*** PROVIDED ENTRIES ***

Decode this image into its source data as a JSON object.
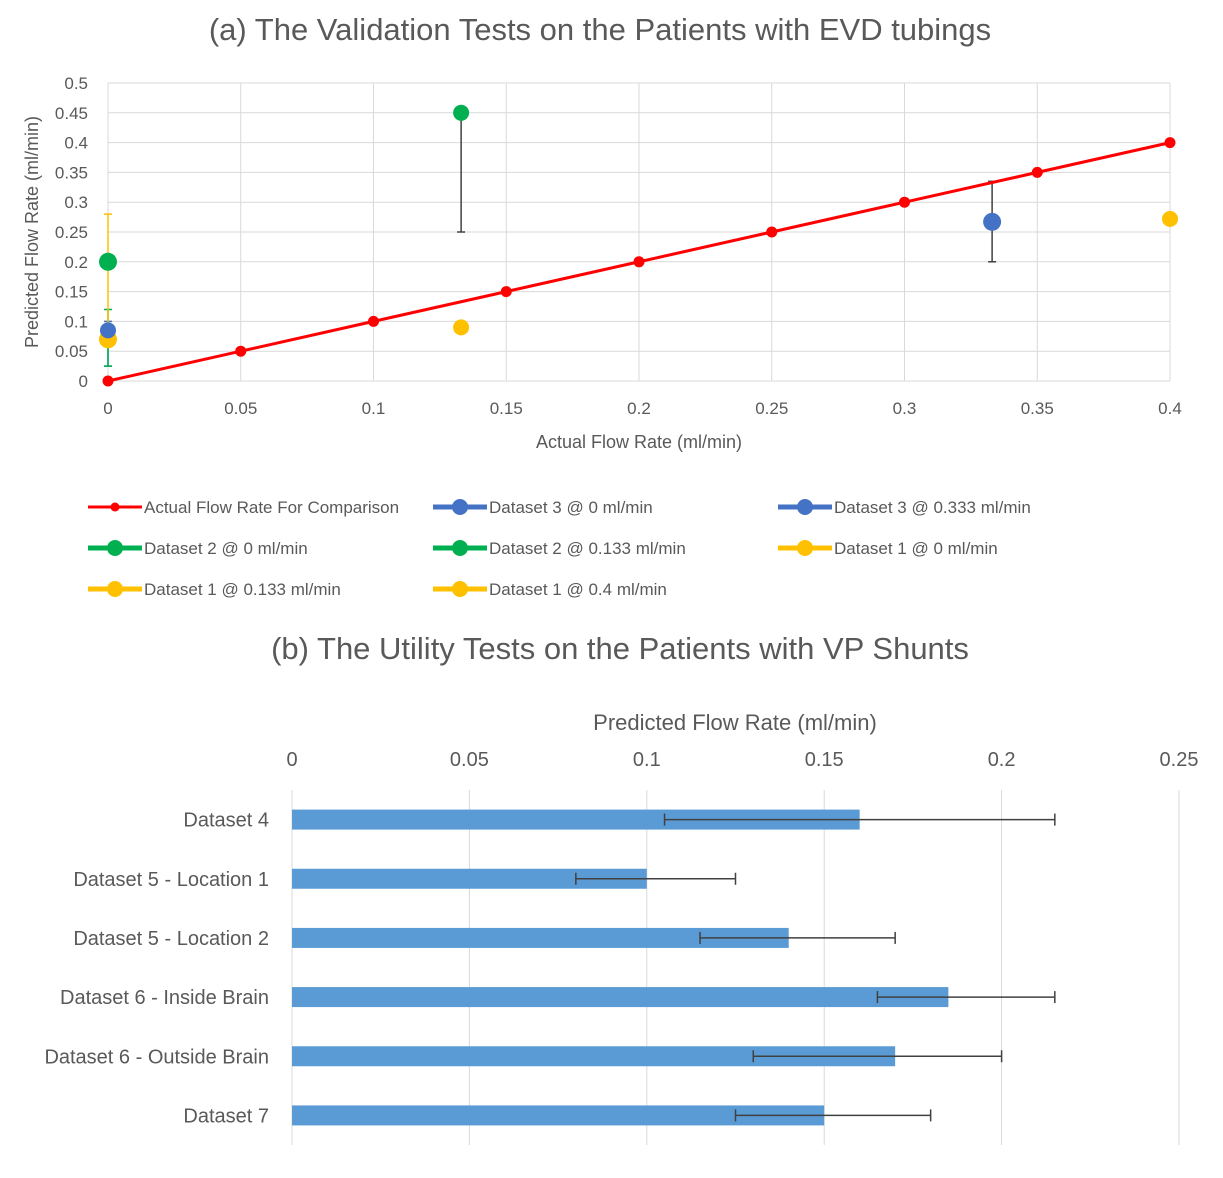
{
  "chart_data": [
    {
      "type": "scatter",
      "title": "(a) The Validation Tests on the Patients with EVD tubings",
      "xlabel": "Actual Flow Rate (ml/min)",
      "ylabel": "Predicted Flow Rate (ml/min)",
      "xlim": [
        0,
        0.4
      ],
      "ylim": [
        0,
        0.5
      ],
      "x_ticks": [
        "0",
        "0.05",
        "0.1",
        "0.15",
        "0.2",
        "0.25",
        "0.3",
        "0.35",
        "0.4"
      ],
      "y_ticks": [
        "0",
        "0.05",
        "0.1",
        "0.15",
        "0.2",
        "0.25",
        "0.3",
        "0.35",
        "0.4",
        "0.45",
        "0.5"
      ],
      "grid": true,
      "legend_position": "bottom",
      "series": [
        {
          "name": "Actual Flow Rate For Comparison",
          "color": "#ff0000",
          "style": "line-marker",
          "points": [
            [
              0,
              0
            ],
            [
              0.05,
              0.05
            ],
            [
              0.1,
              0.1
            ],
            [
              0.15,
              0.15
            ],
            [
              0.2,
              0.2
            ],
            [
              0.25,
              0.25
            ],
            [
              0.3,
              0.3
            ],
            [
              0.35,
              0.35
            ],
            [
              0.4,
              0.4
            ]
          ]
        },
        {
          "name": "Dataset 3 @ 0 ml/min",
          "color": "#4472c4",
          "style": "marker-small",
          "points": [
            [
              0,
              0.085
            ]
          ],
          "error": [
            [
              0.025,
              0.1
            ]
          ]
        },
        {
          "name": "Dataset 3 @ 0.333 ml/min",
          "color": "#4472c4",
          "style": "marker-large",
          "points": [
            [
              0.333,
              0.267
            ]
          ],
          "error": [
            [
              0.2,
              0.335
            ]
          ]
        },
        {
          "name": "Dataset 2 @ 0 ml/min",
          "color": "#00b050",
          "style": "marker-large",
          "points": [
            [
              0,
              0.2
            ]
          ],
          "error": [
            [
              0.025,
              0.12
            ]
          ]
        },
        {
          "name": "Dataset 2 @ 0.133 ml/min",
          "color": "#00b050",
          "style": "marker-small",
          "points": [
            [
              0.133,
              0.45
            ]
          ],
          "error": [
            [
              0.25,
              0.45
            ]
          ]
        },
        {
          "name": "Dataset 1 @ 0 ml/min",
          "color": "#ffc000",
          "style": "marker-large",
          "points": [
            [
              0,
              0.07
            ]
          ],
          "error": [
            [
              0.07,
              0.28
            ]
          ]
        },
        {
          "name": "Dataset 1 @ 0.133 ml/min",
          "color": "#ffc000",
          "style": "marker-small",
          "points": [
            [
              0.133,
              0.09
            ]
          ],
          "error": []
        },
        {
          "name": "Dataset 1 @ 0.4 ml/min",
          "color": "#ffc000",
          "style": "marker-small",
          "points": [
            [
              0.4,
              0.272
            ]
          ],
          "error": []
        }
      ]
    },
    {
      "type": "bar",
      "orientation": "horizontal",
      "title": "(b) The Utility Tests on the Patients with VP Shunts",
      "xlabel": "Predicted Flow Rate (ml/min)",
      "xlim": [
        0,
        0.25
      ],
      "x_ticks": [
        "0",
        "0.05",
        "0.1",
        "0.15",
        "0.2",
        "0.25"
      ],
      "grid": true,
      "bar_color": "#5b9bd5",
      "categories": [
        "Dataset 4",
        "Dataset 5 - Location 1",
        "Dataset 5 - Location 2",
        "Dataset 6 - Inside Brain",
        "Dataset 6 - Outside Brain",
        "Dataset 7"
      ],
      "values": [
        0.16,
        0.1,
        0.14,
        0.185,
        0.17,
        0.15
      ],
      "error_low": [
        0.105,
        0.08,
        0.115,
        0.165,
        0.13,
        0.125
      ],
      "error_high": [
        0.215,
        0.125,
        0.17,
        0.215,
        0.2,
        0.18
      ]
    }
  ]
}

*** End of PROVIDED ENTRIES ***

| WHAT YOU HAVE TO DO |
Go through the records above. Copy each line in which the string "with" appears.

| WRITTEN REPLY |
      "title": "(a) The Validation Tests on the Patients with EVD tubings",
      "title": "(b) The Utility Tests on the Patients with VP Shunts",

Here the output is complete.